BEGIN Records
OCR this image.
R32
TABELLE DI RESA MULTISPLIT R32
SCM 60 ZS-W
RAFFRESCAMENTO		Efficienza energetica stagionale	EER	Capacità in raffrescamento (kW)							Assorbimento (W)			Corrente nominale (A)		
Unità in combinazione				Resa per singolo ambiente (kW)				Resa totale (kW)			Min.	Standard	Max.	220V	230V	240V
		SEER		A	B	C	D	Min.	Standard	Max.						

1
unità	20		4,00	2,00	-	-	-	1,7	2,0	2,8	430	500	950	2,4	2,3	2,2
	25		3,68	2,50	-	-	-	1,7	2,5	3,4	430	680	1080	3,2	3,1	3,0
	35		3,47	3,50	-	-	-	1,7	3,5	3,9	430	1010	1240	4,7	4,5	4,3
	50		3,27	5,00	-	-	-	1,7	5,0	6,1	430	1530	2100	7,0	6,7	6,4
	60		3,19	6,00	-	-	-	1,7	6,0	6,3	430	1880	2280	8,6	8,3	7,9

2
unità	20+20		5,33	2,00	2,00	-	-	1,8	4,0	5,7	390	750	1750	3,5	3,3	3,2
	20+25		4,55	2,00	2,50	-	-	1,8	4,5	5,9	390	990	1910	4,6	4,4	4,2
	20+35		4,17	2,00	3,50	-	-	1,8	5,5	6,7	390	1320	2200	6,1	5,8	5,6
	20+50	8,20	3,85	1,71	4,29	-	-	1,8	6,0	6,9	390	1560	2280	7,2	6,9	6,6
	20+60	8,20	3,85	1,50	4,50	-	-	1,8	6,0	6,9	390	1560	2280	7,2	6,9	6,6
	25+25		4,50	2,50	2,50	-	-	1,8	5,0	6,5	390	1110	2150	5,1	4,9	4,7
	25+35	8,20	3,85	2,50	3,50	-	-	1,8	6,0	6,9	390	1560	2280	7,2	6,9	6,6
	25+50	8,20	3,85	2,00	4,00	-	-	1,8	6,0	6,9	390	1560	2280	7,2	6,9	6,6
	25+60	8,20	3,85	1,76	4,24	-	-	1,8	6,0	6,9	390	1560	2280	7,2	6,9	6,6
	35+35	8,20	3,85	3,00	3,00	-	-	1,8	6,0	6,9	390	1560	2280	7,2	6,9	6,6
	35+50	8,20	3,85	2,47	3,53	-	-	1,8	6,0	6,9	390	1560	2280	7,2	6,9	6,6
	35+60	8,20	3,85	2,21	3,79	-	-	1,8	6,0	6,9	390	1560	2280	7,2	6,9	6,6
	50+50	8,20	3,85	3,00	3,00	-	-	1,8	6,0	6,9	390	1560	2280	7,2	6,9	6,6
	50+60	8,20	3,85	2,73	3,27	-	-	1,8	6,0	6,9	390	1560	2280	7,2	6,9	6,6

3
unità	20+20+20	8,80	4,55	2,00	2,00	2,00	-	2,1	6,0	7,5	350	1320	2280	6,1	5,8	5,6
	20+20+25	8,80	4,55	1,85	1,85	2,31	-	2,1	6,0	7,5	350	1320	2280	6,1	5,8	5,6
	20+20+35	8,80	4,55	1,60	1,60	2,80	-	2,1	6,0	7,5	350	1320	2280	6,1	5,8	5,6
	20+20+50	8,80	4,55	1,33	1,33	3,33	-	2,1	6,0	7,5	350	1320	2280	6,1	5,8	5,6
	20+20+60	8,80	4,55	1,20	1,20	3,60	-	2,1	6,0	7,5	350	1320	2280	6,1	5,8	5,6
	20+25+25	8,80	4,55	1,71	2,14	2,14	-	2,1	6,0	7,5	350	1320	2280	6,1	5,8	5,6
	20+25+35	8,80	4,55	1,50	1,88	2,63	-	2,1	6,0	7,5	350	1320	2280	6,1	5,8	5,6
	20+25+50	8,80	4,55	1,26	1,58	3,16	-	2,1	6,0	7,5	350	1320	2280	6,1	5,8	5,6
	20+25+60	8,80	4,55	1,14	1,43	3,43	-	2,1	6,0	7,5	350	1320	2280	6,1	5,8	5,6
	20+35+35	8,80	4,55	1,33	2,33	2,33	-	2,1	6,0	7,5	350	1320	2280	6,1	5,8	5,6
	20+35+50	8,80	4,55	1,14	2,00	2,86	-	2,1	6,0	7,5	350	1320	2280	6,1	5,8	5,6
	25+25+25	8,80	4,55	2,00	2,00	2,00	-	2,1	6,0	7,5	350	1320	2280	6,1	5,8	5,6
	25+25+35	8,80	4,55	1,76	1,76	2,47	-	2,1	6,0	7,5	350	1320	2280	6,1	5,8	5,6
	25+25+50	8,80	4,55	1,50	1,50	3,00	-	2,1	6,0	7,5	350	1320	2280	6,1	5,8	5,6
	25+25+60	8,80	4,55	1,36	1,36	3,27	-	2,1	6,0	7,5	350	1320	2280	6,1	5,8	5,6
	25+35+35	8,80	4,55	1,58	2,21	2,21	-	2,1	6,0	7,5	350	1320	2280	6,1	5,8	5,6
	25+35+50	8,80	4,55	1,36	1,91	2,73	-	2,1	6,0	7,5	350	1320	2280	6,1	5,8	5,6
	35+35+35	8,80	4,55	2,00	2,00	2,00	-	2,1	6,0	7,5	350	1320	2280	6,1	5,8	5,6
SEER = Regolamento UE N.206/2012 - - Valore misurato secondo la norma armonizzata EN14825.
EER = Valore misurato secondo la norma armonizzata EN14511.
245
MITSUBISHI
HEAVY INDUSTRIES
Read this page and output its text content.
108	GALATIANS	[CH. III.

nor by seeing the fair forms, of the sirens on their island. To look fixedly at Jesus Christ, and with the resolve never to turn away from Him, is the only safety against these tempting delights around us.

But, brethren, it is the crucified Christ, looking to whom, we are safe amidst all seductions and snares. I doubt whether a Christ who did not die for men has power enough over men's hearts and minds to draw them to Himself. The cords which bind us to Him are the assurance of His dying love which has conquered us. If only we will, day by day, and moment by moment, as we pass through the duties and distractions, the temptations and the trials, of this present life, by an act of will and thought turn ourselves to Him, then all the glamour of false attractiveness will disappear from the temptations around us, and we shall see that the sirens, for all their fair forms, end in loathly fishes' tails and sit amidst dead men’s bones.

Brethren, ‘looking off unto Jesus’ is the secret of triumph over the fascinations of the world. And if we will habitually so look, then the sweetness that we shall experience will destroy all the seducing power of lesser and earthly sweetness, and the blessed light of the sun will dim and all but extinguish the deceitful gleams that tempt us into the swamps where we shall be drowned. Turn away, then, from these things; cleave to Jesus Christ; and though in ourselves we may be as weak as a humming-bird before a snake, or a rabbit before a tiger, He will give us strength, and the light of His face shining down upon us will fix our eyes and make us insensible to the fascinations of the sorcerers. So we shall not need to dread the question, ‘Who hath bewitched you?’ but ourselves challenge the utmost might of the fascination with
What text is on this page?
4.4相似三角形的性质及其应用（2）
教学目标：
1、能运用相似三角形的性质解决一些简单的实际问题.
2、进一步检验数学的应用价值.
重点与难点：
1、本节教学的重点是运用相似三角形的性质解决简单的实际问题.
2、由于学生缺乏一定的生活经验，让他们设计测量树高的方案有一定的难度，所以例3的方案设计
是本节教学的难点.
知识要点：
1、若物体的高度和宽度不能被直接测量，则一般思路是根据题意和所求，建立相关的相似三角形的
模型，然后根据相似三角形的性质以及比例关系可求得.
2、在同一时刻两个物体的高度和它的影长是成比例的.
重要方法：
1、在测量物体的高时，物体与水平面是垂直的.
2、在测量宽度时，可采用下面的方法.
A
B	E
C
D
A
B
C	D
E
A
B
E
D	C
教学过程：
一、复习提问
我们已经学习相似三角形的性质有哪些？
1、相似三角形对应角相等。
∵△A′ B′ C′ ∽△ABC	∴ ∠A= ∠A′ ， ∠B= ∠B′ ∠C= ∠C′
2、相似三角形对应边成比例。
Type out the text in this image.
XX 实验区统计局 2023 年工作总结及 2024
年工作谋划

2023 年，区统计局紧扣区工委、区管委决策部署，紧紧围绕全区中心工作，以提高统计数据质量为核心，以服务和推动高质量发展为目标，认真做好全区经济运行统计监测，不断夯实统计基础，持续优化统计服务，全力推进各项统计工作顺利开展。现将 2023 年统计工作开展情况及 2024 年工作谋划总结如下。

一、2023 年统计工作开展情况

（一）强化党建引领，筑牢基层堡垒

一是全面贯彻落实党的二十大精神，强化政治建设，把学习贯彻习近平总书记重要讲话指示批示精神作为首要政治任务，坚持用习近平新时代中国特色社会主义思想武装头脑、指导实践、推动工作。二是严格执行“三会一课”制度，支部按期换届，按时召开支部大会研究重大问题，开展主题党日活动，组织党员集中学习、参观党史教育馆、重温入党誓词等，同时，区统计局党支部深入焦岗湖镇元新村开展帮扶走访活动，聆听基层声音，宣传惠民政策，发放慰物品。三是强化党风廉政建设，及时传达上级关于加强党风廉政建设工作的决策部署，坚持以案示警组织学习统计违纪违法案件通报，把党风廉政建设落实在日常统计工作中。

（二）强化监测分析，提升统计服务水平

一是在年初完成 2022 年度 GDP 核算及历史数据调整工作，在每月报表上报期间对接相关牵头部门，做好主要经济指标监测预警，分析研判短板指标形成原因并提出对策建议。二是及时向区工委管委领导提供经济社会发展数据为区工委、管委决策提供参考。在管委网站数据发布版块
END Records
Task statement:
List every line from the entries above in which "text" appears.

The solution:
Read this page and output its text content.
What text is on this page?
Type out the text in this image.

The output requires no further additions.